» **PROBLEM DESCRIPTION**
Copy out each line in the material below that has the word "name".

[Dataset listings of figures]
____
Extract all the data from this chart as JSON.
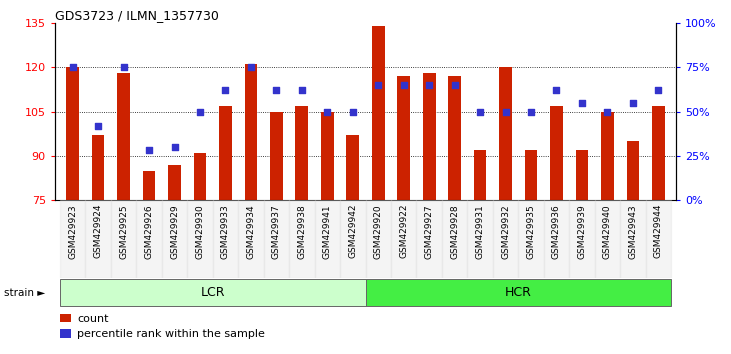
{
  "title": "GDS3723 / ILMN_1357730",
  "categories": [
    "GSM429923",
    "GSM429924",
    "GSM429925",
    "GSM429926",
    "GSM429929",
    "GSM429930",
    "GSM429933",
    "GSM429934",
    "GSM429937",
    "GSM429938",
    "GSM429941",
    "GSM429942",
    "GSM429920",
    "GSM429922",
    "GSM429927",
    "GSM429928",
    "GSM429931",
    "GSM429932",
    "GSM429935",
    "GSM429936",
    "GSM429939",
    "GSM429940",
    "GSM429943",
    "GSM429944"
  ],
  "bar_values": [
    120,
    97,
    118,
    85,
    87,
    91,
    107,
    121,
    105,
    107,
    105,
    97,
    134,
    117,
    118,
    117,
    92,
    120,
    92,
    107,
    92,
    105,
    95,
    107
  ],
  "dot_values_pct": [
    75,
    42,
    75,
    28,
    30,
    50,
    62,
    75,
    62,
    62,
    50,
    50,
    65,
    65,
    65,
    65,
    50,
    50,
    50,
    62,
    55,
    50,
    55,
    62
  ],
  "bar_color": "#cc2200",
  "dot_color": "#3333cc",
  "ylim_left": [
    75,
    135
  ],
  "ylim_right": [
    0,
    100
  ],
  "yticks_left": [
    75,
    90,
    105,
    120,
    135
  ],
  "yticks_right": [
    0,
    25,
    50,
    75,
    100
  ],
  "ytick_labels_right": [
    "0%",
    "25%",
    "50%",
    "75%",
    "100%"
  ],
  "grid_values": [
    90,
    105,
    120
  ],
  "lcr_count": 12,
  "lcr_label": "LCR",
  "hcr_label": "HCR",
  "strain_label": "strain",
  "legend_bar": "count",
  "legend_dot": "percentile rank within the sample",
  "lcr_color": "#ccffcc",
  "hcr_color": "#44ee44",
  "bar_width": 0.5
}
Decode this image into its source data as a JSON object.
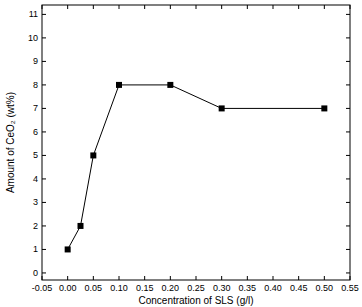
{
  "chart_data": {
    "type": "line",
    "x_label": "Concentration of SLS (g/l)",
    "y_label": "Amount of CeO₂ (wt%)",
    "x": [
      0,
      0.025,
      0.05,
      0.1,
      0.2,
      0.3,
      0.5
    ],
    "values": [
      1,
      2,
      5,
      8,
      8,
      7,
      7
    ],
    "color": "#000000",
    "marker": "square",
    "line_style": "solid",
    "grid": false,
    "xlim": [
      -0.05,
      0.55
    ],
    "xticks": [
      {
        "value": -0.05,
        "label": "-0.05"
      },
      {
        "value": 0,
        "label": "0.00"
      },
      {
        "value": 0.05,
        "label": "0.05"
      },
      {
        "value": 0.1,
        "label": "0.10"
      },
      {
        "value": 0.15,
        "label": "0.15"
      },
      {
        "value": 0.2,
        "label": "0.20"
      },
      {
        "value": 0.25,
        "label": "0.25"
      },
      {
        "value": 0.3,
        "label": "0.30"
      },
      {
        "value": 0.35,
        "label": "0.35"
      },
      {
        "value": 0.4,
        "label": "0.40"
      },
      {
        "value": 0.45,
        "label": "0.45"
      },
      {
        "value": 0.5,
        "label": "0.50"
      },
      {
        "value": 0.55,
        "label": "0.55"
      }
    ],
    "ylim": [
      -0.3,
      11.4
    ],
    "yticks": [
      0,
      1,
      2,
      3,
      4,
      5,
      6,
      7,
      8,
      9,
      10,
      11
    ]
  }
}
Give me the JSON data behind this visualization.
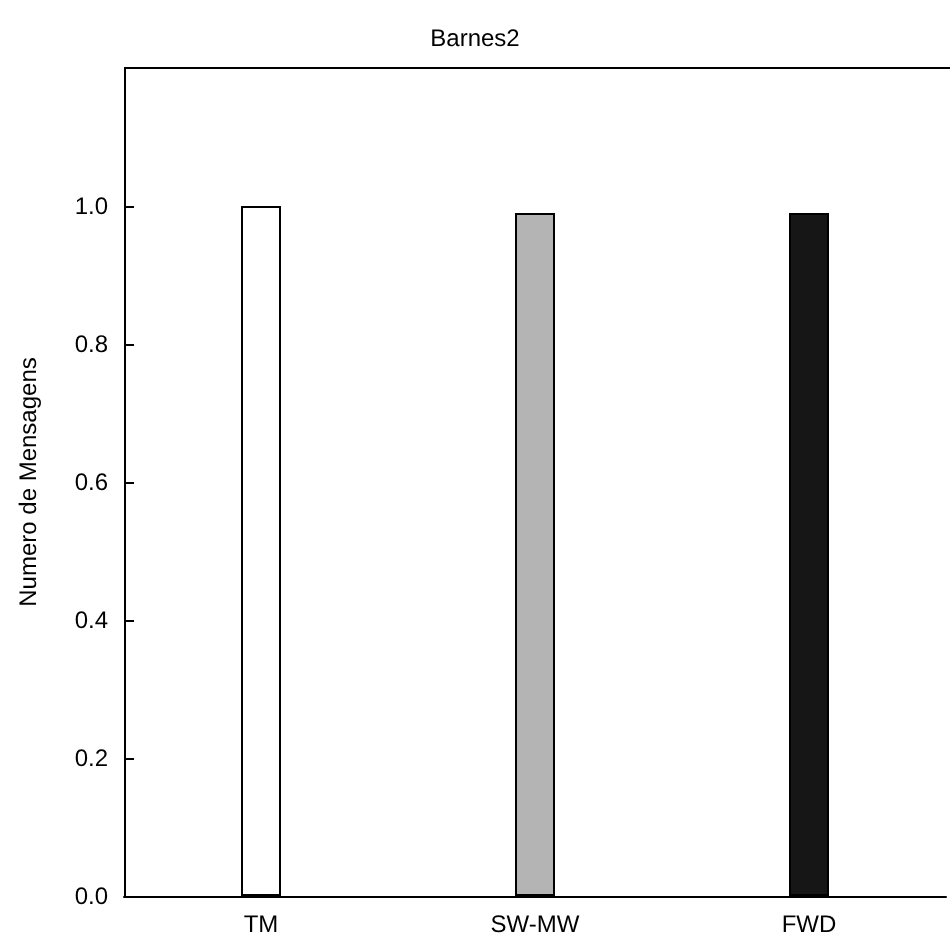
{
  "chart_data": {
    "type": "bar",
    "title": "Barnes2",
    "ylabel": "Numero de Mensagens",
    "categories": [
      "TM",
      "SW-MW",
      "FWD"
    ],
    "values": [
      1.0,
      0.99,
      0.99
    ],
    "colors": [
      "#ffffff",
      "#b4b4b4",
      "#161616"
    ],
    "ylim": [
      0,
      1.2
    ],
    "yticks": [
      {
        "value": 0,
        "label": "0.0"
      },
      0.2,
      0.4,
      0.6,
      0.8,
      {
        "value": 1,
        "label": "1.0"
      }
    ],
    "grid": false
  }
}
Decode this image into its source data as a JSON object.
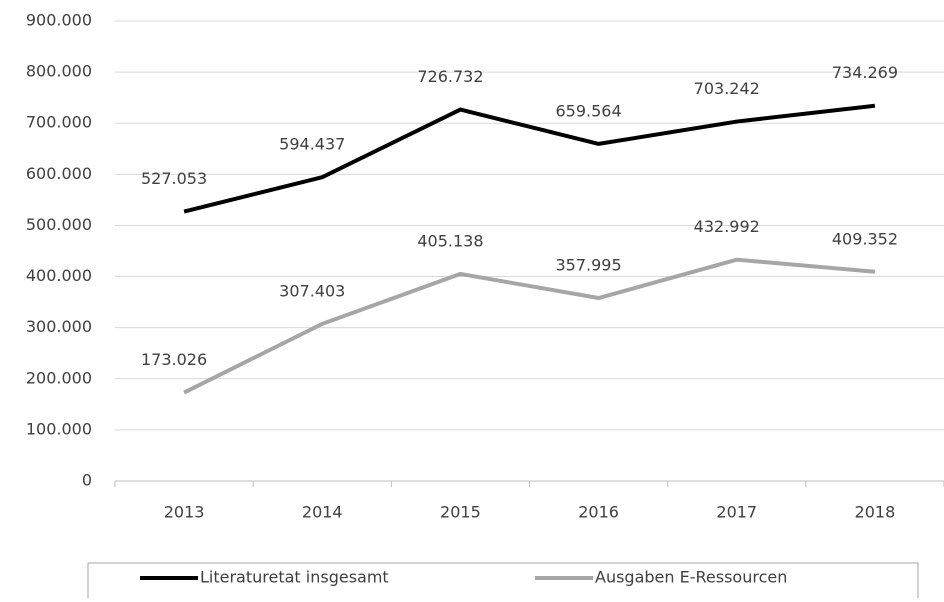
{
  "chart_data": {
    "type": "line",
    "categories": [
      "2013",
      "2014",
      "2015",
      "2016",
      "2017",
      "2018"
    ],
    "series": [
      {
        "name": "Literaturetat insgesamt",
        "color": "#000000",
        "values": [
          527053,
          594437,
          726732,
          659564,
          703242,
          734269
        ],
        "value_labels": [
          "527.053",
          "594.437",
          "726.732",
          "659.564",
          "703.242",
          "734.269"
        ]
      },
      {
        "name": "Ausgaben E-Ressourcen",
        "color": "#a6a6a6",
        "values": [
          173026,
          307403,
          405138,
          357995,
          432992,
          409352
        ],
        "value_labels": [
          "173.026",
          "307.403",
          "405.138",
          "357.995",
          "432.992",
          "409.352"
        ]
      }
    ],
    "ylim": [
      0,
      900000
    ],
    "yticks": [
      0,
      {
        "value": 100000,
        "label": "100.000"
      },
      {
        "value": 200000,
        "label": "200.000"
      },
      {
        "value": 300000,
        "label": "300.000"
      },
      {
        "value": 400000,
        "label": "400.000"
      },
      {
        "value": 500000,
        "label": "500.000"
      },
      {
        "value": 600000,
        "label": "600.000"
      },
      {
        "value": 700000,
        "label": "700.000"
      },
      {
        "value": 800000,
        "label": "800.000"
      },
      {
        "value": 900000,
        "label": "900.000"
      }
    ],
    "grid": true,
    "legend": "bottom"
  }
}
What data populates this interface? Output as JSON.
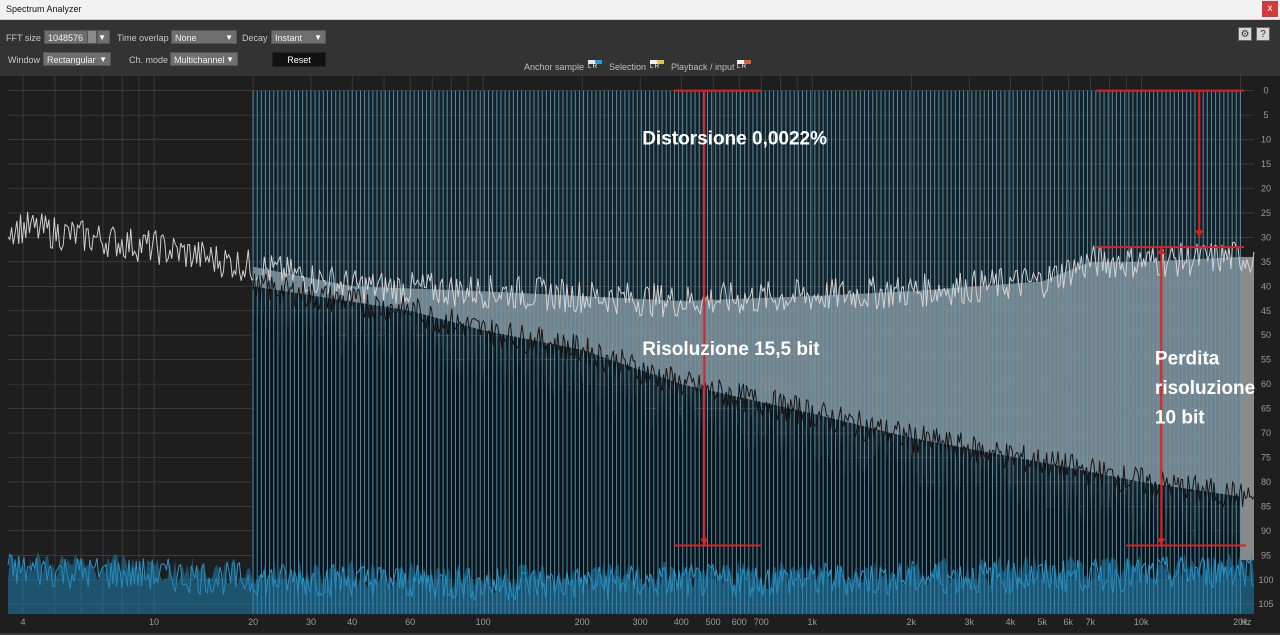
{
  "window": {
    "title": "Spectrum Analyzer",
    "close": "x"
  },
  "toolbar": {
    "fft_size_label": "FFT size",
    "fft_size_value": "1048576",
    "time_overlap_label": "Time overlap",
    "time_overlap_value": "None",
    "decay_label": "Decay",
    "decay_value": "Instant",
    "window_label": "Window",
    "window_value": "Rectangular",
    "ch_mode_label": "Ch. mode",
    "ch_mode_value": "Multichannel",
    "reset_label": "Reset",
    "legend_anchor": "Anchor sample",
    "legend_selection": "Selection",
    "legend_playback": "Playback / input",
    "help_label": "?"
  },
  "chart_data": {
    "type": "line",
    "x_scale": "log",
    "x_unit": "Hz",
    "y_unit": "dB",
    "xlim": [
      3.6,
      22000
    ],
    "ylim": [
      -107,
      3
    ],
    "x_ticks": [
      {
        "value": 4,
        "label": "4"
      },
      {
        "value": 10,
        "label": "10"
      },
      {
        "value": 20,
        "label": "20"
      },
      {
        "value": 30,
        "label": "30"
      },
      {
        "value": 40,
        "label": "40"
      },
      {
        "value": 60,
        "label": "60"
      },
      {
        "value": 100,
        "label": "100"
      },
      {
        "value": 200,
        "label": "200"
      },
      {
        "value": 300,
        "label": "300"
      },
      {
        "value": 400,
        "label": "400"
      },
      {
        "value": 500,
        "label": "500"
      },
      {
        "value": 600,
        "label": "600"
      },
      {
        "value": 700,
        "label": "700"
      },
      {
        "value": 1000,
        "label": "1k"
      },
      {
        "value": 2000,
        "label": "2k"
      },
      {
        "value": 3000,
        "label": "3k"
      },
      {
        "value": 4000,
        "label": "4k"
      },
      {
        "value": 5000,
        "label": "5k"
      },
      {
        "value": 6000,
        "label": "6k"
      },
      {
        "value": 7000,
        "label": "7k"
      },
      {
        "value": 10000,
        "label": "10k"
      },
      {
        "value": 20000,
        "label": "20k"
      }
    ],
    "y_ticks": [
      0,
      -5,
      -10,
      -15,
      -20,
      -25,
      -30,
      -35,
      -40,
      -45,
      -50,
      -55,
      -60,
      -65,
      -70,
      -75,
      -80,
      -85,
      -90,
      -95,
      -100,
      -105
    ],
    "series": [
      {
        "color": "#d8d8d8",
        "x": [
          4,
          10,
          20,
          40,
          100,
          200,
          400,
          1000,
          2000,
          5000,
          7000,
          10000,
          20000,
          22000
        ],
        "y": [
          -28,
          -32,
          -36,
          -40,
          -41,
          -42,
          -43,
          -42,
          -41,
          -39,
          -35,
          -35,
          -34,
          -34
        ]
      },
      {
        "color": "#0f0f0f",
        "x": [
          20,
          60,
          100,
          200,
          400,
          1000,
          2000,
          5000,
          10000,
          20000
        ],
        "y": [
          -40,
          -45,
          -49,
          -53,
          -60,
          -66,
          -71,
          -76,
          -80,
          -83
        ]
      },
      {
        "color": "#2aa0d8",
        "x": [
          4,
          10,
          20,
          40,
          100,
          1000,
          10000,
          20000,
          22000
        ],
        "y": [
          -98,
          -99,
          -100,
          -100,
          -101,
          -100,
          -99,
          -98,
          -98
        ]
      }
    ],
    "comb_lines": {
      "color": "#41a8dc",
      "x_start": 20,
      "x_end": 20000,
      "top_db": 0,
      "count": 240
    },
    "annotations": [
      {
        "text": "Distorsione 0,0022%",
        "x": 1000,
        "y": -11
      },
      {
        "text": "Distorsione 2,5%",
        "x": 10000,
        "y": 4
      },
      {
        "text": "Risoluzione 15,5 bit",
        "x": 1000,
        "y": -54
      },
      {
        "text": "Perdita",
        "x": 11000,
        "y": -56
      },
      {
        "text": "risoluzione",
        "x": 11000,
        "y": -62
      },
      {
        "text": "10 bit",
        "x": 11000,
        "y": -68
      }
    ],
    "markers": [
      {
        "kind": "hline",
        "x1": 380,
        "x2": 700,
        "y": 0
      },
      {
        "kind": "hline",
        "x1": 380,
        "x2": 700,
        "y": -93
      },
      {
        "kind": "vline",
        "x": 470,
        "y1": 0,
        "y2": -93
      },
      {
        "kind": "hline",
        "x1": 7300,
        "x2": 20500,
        "y": 0
      },
      {
        "kind": "vline",
        "x": 15000,
        "y1": 0,
        "y2": -30
      },
      {
        "kind": "hline",
        "x1": 7300,
        "x2": 20500,
        "y": -32
      },
      {
        "kind": "vline",
        "x": 11500,
        "y1": -32,
        "y2": -93
      },
      {
        "kind": "hline",
        "x1": 9000,
        "x2": 20800,
        "y": -93
      }
    ],
    "colors": {
      "marker": "#e02020",
      "annotation": "#ffffff",
      "fill_gray": "#8a8a8a",
      "grid": "#4a4a4a"
    }
  }
}
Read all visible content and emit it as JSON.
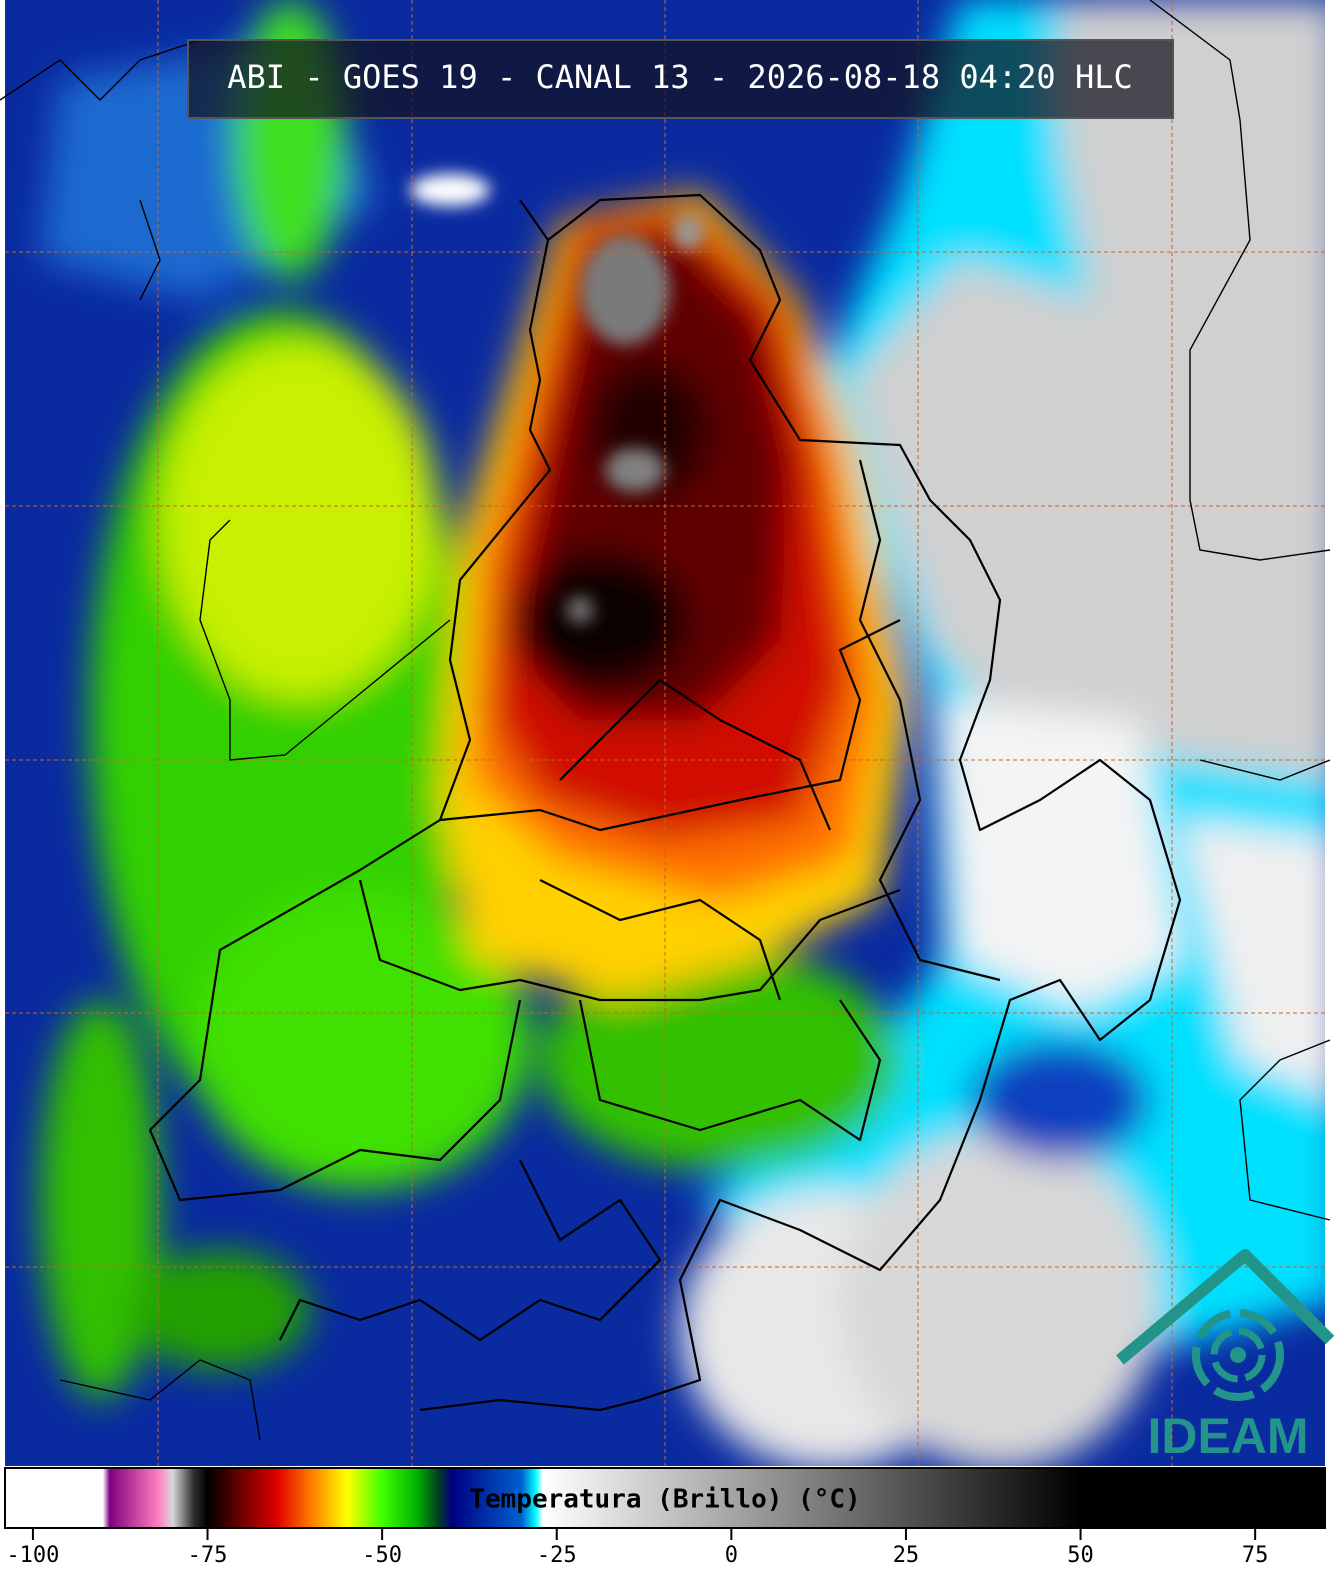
{
  "header": {
    "title": "ABI - GOES 19 - CANAL 13 - 2026-08-18 04:20 HLC"
  },
  "logo": {
    "text": "IDEAM"
  },
  "colorbar": {
    "label": "Temperatura (Brillo) (°C)",
    "range": [
      -104,
      85
    ],
    "ticks": [
      -100,
      -75,
      -50,
      -25,
      0,
      25,
      50,
      75
    ],
    "stops": [
      {
        "value": -104,
        "color": "#ffffff"
      },
      {
        "value": -90,
        "color": "#ffffff"
      },
      {
        "value": -89,
        "color": "#800080"
      },
      {
        "value": -82,
        "color": "#ff80c0"
      },
      {
        "value": -80,
        "color": "#d8d8d8"
      },
      {
        "value": -77,
        "color": "#303030"
      },
      {
        "value": -75,
        "color": "#000000"
      },
      {
        "value": -70,
        "color": "#700000"
      },
      {
        "value": -65,
        "color": "#e00000"
      },
      {
        "value": -60,
        "color": "#ff8000"
      },
      {
        "value": -55,
        "color": "#ffff00"
      },
      {
        "value": -50,
        "color": "#40ff00"
      },
      {
        "value": -45,
        "color": "#00b000"
      },
      {
        "value": -42,
        "color": "#004020"
      },
      {
        "value": -40,
        "color": "#000080"
      },
      {
        "value": -30,
        "color": "#0060d0"
      },
      {
        "value": -28,
        "color": "#00ffff"
      },
      {
        "value": -27,
        "color": "#ffffff"
      },
      {
        "value": 50,
        "color": "#000000"
      },
      {
        "value": 85,
        "color": "#000000"
      }
    ]
  }
}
____
» **WRITTEN RESPONSE**
        "name": "Literaturetat insgesamt",
        "name": "Ausgaben E-Ressourcen",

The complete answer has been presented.